- Text shown -
Having risked so much to remove Mugabe, the architects of the coup are not then going to be prepared to relinquish that power lightly. These are the same men who organized the military to brutalise the opposition in 2008 and who cunningly organized the electoral fraud in 2013. Accordingly for all the platitudes about holding free, fair and credible elections it is unlikely that will happen, unless Mnangagwa himself determines otherwise.

This is all the more so given the current political environment. For all the wave of goodwill seen since mid November towards Mnangagwa from the middle class and business sector it remains to be seen whether that translates into votes in certain key constituencies. Despite all the electoral violence and fraud in 2008 and 2013, Mugabe’s Presidential victory still needed the core support he got from the highly populated regions of Mashonaland Central, West and East provinces. In addition Mugabe, because of his historical stature, enjoyed a modicum of support in Matabeleland South and North provinces. Without that support it would have been difficult for Mugabe to win even with the violence and fraud. Mnangagwa on the other hand can only be assured of grassroots support on a similar scale to Mugabe in Midlands and Masvingo. Whilst unprincipled politicians within ZANU PF changed their loyalties overnight from Mugabe to Mnangagwa, the same will not automatically happen amongst die hard Mugabe supporters; rural men and women who have supported Mugabe for 40 years and who do not understand why he has been treated in the way he has may not shift their support to Mnangagwa. It is significant that the mass demonstrations of the 18th November were only held in Harare and Bulawayo, both MDC strongholds. There was no such outpouring of joy in most rural areas. And therein lies Mnangagwa’s problem. In addition there is also no doubt that some G40 leaders and supporters will be actively campaigning against Mnanagwa in those areas.

Compounding the problem for Mnangagwa will be the attitude of rural voters in Matabeleland South and North. Mnangagwa, Perrance Shiri and Chiwenga were even more directly involved in the crimes against humanity perpetrated against civilians in Matabeleland between 1983 and 1987 (known as the Gukurahundi) than Mugabe himself. Mugabe used all his political cunning and his position to distance himself from Gukurahundi at the time. However Mnangagwa was Minister in charge of the CIO at the time, and made damning statements in affected areas. Shiri was commander of the 5th Brigade, and Chiwenga, then known as Brigadier Dominic Chinenge, was commander of 1 Brigade based in Bulawayo which provided nearly all the logistical support to the 5th Brigade. As a result they are all part of the folklore of Matabeleland. Some may complain that raising this issue it is an attempt to stir up old wounds. That is not the intention – it is simply stating a political fact which is hard for people outside of Matabeleland to understand. These three men (who are all now in Cabinet), even more so than Mugabe himself, are held responsible for what happened, and people have not forgotten. The Unity Accord itself is dead for all practical purposes. Although Mohadi is ex ZAPU he is now in a very weak position and there isn’t a single other ex ZAPU leader of any consequence in Cabinet. Mohadi’s effective demotion from the powerful position of Defence and Security Minister to a Vice President responsible for National Reconciliation has sent an unequivocal message about the state of the Unity Accord.

- Requirements -
1) Reproduce the portion of the passage on Zimbabwe's post-coup politics starting at "Having risked so" and ending at "himself determines otherwise.".
2) Render this sentence from the passage on Zimbabwe's post-coup politics in Spanish: "There was no such outpouring of joy in most rural areas."

- Given data -
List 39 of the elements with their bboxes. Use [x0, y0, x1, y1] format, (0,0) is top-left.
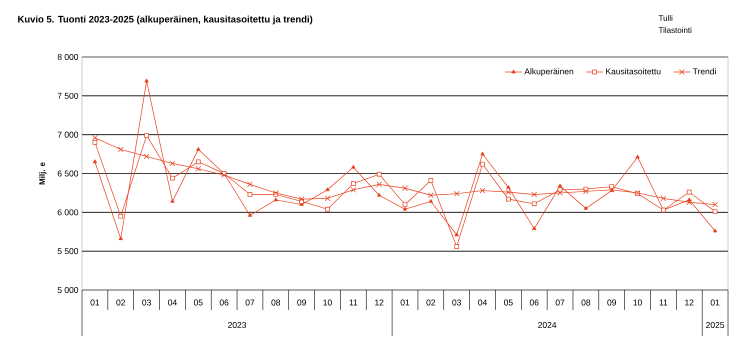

- Answers -
1)
Having risked so much to remove Mugabe, the architects of the coup are not then going to be prepared to relinquish that power lightly. These are the same men who organized the military to brutalise the opposition in 2008 and who cunningly organized the electoral fraud in 2013. Accordingly for all the platitudes about holding free, fair and credible elections it is unlikely that will happen, unless Mnangagwa himself determines otherwise.

2) No hubo tal derroche de alegría en la mayoría de las zonas rurales.